Work to do
Pull out every line in the data that has the string "उपलक" in it.

==== Material supplied ====

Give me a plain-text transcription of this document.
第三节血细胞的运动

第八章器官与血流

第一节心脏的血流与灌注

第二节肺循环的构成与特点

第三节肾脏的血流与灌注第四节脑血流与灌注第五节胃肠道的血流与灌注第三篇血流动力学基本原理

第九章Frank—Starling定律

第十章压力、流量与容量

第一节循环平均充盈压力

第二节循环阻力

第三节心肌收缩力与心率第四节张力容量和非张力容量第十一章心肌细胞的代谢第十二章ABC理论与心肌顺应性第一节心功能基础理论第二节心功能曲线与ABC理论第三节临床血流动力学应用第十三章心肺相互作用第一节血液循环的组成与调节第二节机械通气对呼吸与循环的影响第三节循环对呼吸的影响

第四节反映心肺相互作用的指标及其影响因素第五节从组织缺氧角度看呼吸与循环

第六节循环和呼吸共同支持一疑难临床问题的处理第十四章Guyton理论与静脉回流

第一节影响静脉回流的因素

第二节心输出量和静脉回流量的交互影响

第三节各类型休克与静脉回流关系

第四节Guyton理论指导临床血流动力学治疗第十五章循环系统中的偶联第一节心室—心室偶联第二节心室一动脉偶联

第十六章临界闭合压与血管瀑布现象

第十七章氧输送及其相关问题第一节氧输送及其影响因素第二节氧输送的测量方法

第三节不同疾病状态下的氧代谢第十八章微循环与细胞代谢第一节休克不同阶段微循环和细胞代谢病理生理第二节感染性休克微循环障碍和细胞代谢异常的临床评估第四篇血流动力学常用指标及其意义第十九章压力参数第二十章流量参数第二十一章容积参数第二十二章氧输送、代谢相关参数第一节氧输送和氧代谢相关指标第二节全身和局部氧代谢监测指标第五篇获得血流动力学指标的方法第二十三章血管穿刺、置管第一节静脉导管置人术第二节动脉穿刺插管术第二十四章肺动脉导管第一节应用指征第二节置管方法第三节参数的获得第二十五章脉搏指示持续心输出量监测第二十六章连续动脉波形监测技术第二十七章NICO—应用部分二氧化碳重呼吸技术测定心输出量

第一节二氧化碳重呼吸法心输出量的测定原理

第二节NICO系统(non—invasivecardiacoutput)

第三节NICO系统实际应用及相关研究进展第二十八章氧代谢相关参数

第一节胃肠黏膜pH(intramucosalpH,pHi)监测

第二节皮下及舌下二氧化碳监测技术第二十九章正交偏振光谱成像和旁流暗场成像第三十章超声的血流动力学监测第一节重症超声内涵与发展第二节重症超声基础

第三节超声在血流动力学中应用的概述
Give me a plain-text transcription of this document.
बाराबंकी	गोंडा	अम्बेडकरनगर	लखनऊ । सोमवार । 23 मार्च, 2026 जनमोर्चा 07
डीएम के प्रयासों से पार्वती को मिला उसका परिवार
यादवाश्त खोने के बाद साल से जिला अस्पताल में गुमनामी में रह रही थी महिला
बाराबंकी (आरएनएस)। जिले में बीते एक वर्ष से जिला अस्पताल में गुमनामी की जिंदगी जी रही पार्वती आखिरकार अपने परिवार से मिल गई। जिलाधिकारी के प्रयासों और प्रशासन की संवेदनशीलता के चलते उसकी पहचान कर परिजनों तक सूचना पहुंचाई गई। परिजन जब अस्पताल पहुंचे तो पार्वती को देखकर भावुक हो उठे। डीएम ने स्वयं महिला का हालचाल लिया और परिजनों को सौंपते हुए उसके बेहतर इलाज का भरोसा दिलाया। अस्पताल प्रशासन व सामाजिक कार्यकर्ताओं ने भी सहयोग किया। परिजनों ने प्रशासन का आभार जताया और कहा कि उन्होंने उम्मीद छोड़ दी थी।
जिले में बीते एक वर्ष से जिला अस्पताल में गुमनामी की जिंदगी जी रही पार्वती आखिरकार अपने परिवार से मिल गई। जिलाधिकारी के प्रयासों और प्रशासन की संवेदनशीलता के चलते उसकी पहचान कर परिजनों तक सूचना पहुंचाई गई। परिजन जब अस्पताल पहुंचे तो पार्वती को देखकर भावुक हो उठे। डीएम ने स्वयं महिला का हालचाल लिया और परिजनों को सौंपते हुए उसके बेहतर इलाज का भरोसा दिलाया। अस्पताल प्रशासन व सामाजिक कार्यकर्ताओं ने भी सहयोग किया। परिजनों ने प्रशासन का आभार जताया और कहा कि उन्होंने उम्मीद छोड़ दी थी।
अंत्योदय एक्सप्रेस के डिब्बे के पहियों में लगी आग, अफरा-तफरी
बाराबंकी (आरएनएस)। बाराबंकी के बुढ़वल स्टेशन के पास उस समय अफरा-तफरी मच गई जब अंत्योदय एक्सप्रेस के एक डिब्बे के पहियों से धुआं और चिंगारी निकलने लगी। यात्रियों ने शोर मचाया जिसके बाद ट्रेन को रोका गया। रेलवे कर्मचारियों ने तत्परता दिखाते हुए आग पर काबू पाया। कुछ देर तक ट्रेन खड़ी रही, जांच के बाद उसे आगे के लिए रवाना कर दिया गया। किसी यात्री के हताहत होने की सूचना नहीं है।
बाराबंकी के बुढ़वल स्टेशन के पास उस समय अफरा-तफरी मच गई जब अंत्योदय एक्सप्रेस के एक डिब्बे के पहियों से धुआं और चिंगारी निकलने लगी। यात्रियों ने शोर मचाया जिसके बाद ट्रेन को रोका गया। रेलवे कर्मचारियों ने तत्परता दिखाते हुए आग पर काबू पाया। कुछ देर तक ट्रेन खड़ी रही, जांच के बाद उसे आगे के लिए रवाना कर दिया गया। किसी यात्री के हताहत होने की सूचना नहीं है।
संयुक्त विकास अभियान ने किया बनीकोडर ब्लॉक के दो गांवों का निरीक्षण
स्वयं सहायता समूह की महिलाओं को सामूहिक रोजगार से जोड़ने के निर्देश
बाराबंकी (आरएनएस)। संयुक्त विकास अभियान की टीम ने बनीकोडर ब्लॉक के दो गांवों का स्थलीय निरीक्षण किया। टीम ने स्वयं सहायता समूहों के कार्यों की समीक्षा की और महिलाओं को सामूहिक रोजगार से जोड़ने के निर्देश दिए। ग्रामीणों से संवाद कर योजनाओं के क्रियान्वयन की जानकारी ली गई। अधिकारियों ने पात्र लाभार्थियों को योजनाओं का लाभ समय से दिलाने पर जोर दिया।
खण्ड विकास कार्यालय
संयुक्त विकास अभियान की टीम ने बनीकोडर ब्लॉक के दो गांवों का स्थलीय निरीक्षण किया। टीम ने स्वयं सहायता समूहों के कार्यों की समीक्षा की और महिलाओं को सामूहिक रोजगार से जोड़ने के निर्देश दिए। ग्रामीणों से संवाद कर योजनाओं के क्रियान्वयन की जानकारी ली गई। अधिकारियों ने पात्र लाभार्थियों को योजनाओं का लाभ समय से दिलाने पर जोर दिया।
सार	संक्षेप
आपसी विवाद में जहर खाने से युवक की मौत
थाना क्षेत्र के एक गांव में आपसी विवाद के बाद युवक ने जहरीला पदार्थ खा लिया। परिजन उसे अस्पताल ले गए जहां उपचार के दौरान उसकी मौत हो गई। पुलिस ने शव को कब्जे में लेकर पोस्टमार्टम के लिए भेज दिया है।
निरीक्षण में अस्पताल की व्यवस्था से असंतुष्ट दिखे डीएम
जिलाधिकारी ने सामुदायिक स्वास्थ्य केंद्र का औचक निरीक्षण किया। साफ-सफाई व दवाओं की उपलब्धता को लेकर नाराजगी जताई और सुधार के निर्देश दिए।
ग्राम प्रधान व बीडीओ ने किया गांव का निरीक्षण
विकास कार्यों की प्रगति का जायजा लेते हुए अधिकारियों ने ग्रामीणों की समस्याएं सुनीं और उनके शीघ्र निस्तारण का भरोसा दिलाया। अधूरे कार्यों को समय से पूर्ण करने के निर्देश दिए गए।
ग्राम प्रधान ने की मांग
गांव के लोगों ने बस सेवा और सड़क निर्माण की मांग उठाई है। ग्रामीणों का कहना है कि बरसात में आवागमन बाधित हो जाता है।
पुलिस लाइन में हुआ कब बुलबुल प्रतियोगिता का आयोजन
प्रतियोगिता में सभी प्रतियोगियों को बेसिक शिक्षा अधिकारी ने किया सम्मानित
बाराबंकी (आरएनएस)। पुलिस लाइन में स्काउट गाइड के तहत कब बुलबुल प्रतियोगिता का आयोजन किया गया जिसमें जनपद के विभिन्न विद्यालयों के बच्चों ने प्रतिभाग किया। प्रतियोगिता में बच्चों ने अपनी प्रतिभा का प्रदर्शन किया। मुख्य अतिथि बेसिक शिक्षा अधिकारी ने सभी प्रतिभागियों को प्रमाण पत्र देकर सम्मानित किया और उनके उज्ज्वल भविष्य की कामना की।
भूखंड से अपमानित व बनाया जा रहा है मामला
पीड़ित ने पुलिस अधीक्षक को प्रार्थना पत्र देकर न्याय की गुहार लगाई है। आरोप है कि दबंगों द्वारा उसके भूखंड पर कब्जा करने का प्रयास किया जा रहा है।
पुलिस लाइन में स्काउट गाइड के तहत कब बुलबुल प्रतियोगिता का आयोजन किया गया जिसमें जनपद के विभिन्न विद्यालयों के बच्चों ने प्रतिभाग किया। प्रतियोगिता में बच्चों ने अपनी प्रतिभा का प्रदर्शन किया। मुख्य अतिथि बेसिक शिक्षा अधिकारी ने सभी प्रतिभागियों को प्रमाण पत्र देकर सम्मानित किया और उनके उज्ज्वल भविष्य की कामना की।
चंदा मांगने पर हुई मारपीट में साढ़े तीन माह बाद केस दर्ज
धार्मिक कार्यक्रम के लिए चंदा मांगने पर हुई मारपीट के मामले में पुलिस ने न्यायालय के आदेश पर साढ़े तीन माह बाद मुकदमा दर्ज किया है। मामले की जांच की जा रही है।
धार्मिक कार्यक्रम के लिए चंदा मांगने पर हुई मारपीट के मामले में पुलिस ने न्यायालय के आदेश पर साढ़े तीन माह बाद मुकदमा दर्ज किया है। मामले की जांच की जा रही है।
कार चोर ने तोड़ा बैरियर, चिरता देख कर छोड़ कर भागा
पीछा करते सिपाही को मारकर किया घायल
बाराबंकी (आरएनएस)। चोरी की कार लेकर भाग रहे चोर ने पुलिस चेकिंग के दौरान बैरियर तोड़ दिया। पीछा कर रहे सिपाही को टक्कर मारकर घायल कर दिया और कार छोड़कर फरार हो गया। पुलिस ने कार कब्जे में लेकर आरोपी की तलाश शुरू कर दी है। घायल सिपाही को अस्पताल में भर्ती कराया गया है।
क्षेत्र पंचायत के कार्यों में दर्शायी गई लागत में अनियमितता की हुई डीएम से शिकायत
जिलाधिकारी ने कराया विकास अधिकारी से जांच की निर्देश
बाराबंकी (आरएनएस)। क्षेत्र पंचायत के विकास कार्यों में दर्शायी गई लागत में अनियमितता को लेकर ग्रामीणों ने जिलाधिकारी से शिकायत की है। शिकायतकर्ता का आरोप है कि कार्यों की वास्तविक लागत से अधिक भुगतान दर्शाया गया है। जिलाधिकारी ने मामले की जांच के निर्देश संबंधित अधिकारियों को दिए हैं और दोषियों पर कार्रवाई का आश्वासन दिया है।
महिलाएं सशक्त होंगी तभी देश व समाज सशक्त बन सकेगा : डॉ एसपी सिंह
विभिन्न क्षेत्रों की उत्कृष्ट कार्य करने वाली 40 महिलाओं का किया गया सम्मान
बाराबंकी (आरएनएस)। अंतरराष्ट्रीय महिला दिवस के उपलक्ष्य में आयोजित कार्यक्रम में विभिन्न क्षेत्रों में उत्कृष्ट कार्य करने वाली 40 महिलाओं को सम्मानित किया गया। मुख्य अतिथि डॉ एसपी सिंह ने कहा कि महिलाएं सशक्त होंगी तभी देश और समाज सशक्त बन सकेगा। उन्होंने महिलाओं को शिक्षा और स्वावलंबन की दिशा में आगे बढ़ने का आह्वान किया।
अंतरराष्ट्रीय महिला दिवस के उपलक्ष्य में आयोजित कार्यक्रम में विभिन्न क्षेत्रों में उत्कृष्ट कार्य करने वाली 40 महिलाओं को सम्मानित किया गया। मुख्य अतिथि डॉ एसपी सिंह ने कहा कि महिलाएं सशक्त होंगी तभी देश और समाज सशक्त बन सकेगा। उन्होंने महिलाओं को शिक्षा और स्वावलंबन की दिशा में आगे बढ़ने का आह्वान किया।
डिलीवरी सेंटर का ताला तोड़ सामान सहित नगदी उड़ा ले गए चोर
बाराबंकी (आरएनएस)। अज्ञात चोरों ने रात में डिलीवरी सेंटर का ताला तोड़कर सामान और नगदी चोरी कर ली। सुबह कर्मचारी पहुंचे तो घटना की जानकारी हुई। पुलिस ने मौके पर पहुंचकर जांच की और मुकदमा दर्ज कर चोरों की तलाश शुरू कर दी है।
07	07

====

Written response
बाराबंकी (आरएनएस)। अंतरराष्ट्रीय महिला दिवस के उपलक्ष्य में आयोजित कार्यक्रम में विभिन्न क्षेत्रों में उत्कृष्ट कार्य करने वाली 40 महिलाओं को सम्मानित किया गया। मुख्य अतिथि डॉ एसपी सिंह ने कहा कि महिलाएं सशक्त होंगी तभी देश और समाज सशक्त बन सकेगा। उन्होंने महिलाओं को शिक्षा और स्वावलंबन की दिशा में आगे बढ़ने का आह्वान किया।
अंतरराष्ट्रीय महिला दिवस के उपलक्ष्य में आयोजित कार्यक्रम में विभिन्न क्षेत्रों में उत्कृष्ट कार्य करने वाली 40 महिलाओं को सम्मानित किया गया। मुख्य अतिथि डॉ एसपी सिंह ने कहा कि महिलाएं सशक्त होंगी तभी देश और समाज सशक्त बन सकेगा। उन्होंने महिलाओं को शिक्षा और स्वावलंबन की दिशा में आगे बढ़ने का आह्वान किया।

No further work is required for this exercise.